==== SUPPLIED DATA ====

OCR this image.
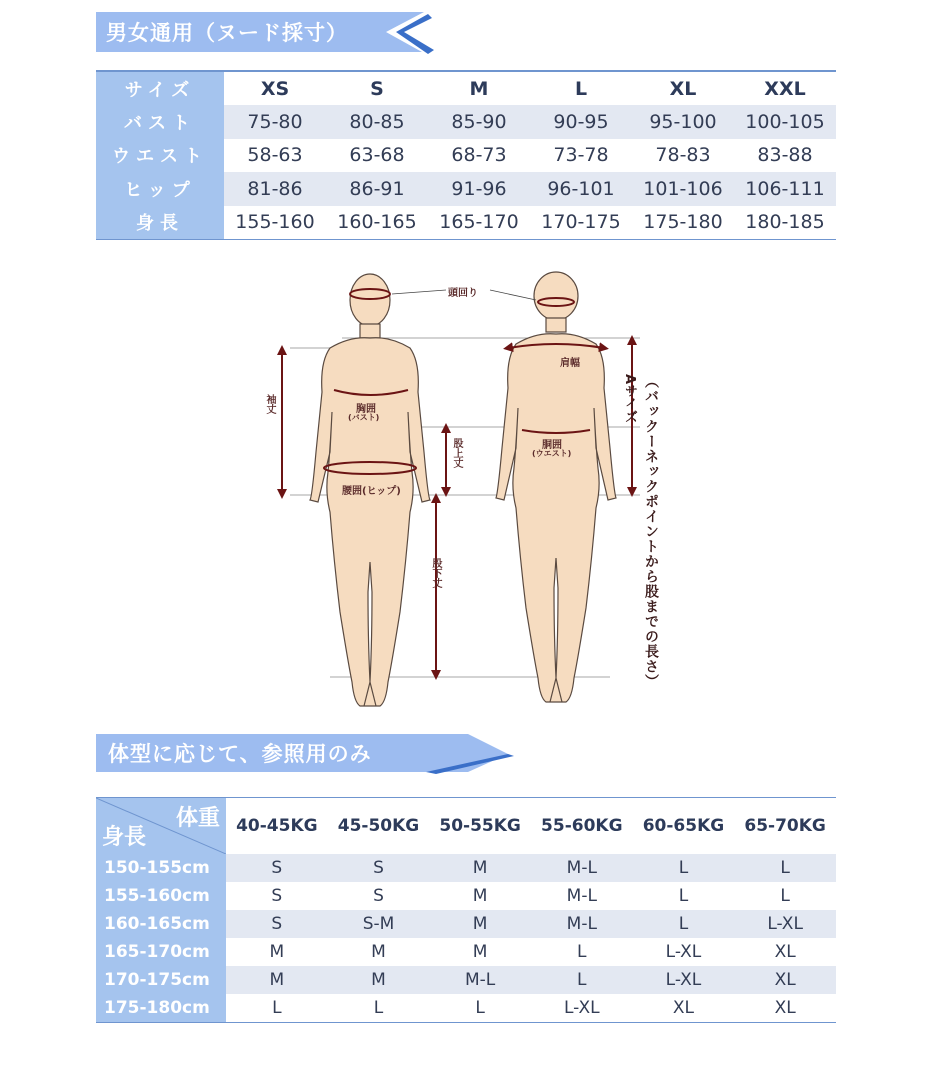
男女通用（ヌード採寸）
サイズ	XS	S	M	L	XL	XXL
バスト	75-80	80-85	85-90	90-95	95-100	100-105
ウエスト	58-63	63-68	68-73	73-78	78-83	83-88
ヒップ	81-86	86-91	91-96	96-101	101-106	106-111
身長	155-160	160-165	165-170	170-175	175-180	180-185
頭回り
肩幅
袖丈	胸囲
(バスト)
胴囲
(ウエスト)
腰囲(ヒップ)
股上丈
股下丈
Aサイズ （バックーネックポイントから股までの長さ）
体型に応じて、参照用のみ
体重
身長	40-45KG	45-50KG	50-55KG	55-60KG	60-65KG	65-70KG
150-155cm	S	S	M	M-L	L	L
155-160cm	S	S	M	M-L	L	L
160-165cm	S	S-M	M	M-L	L	L-XL
165-170cm	M	M	M	L	L-XL	XL
170-175cm	M	M	M-L	L	L-XL	XL
175-180cm	L	L	L	L-XL	XL	XL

====

THE TASK: How many lines in these entries hold the string "ウエスト"? Answer with the number alone.

PROBLEM SOLUTION: 2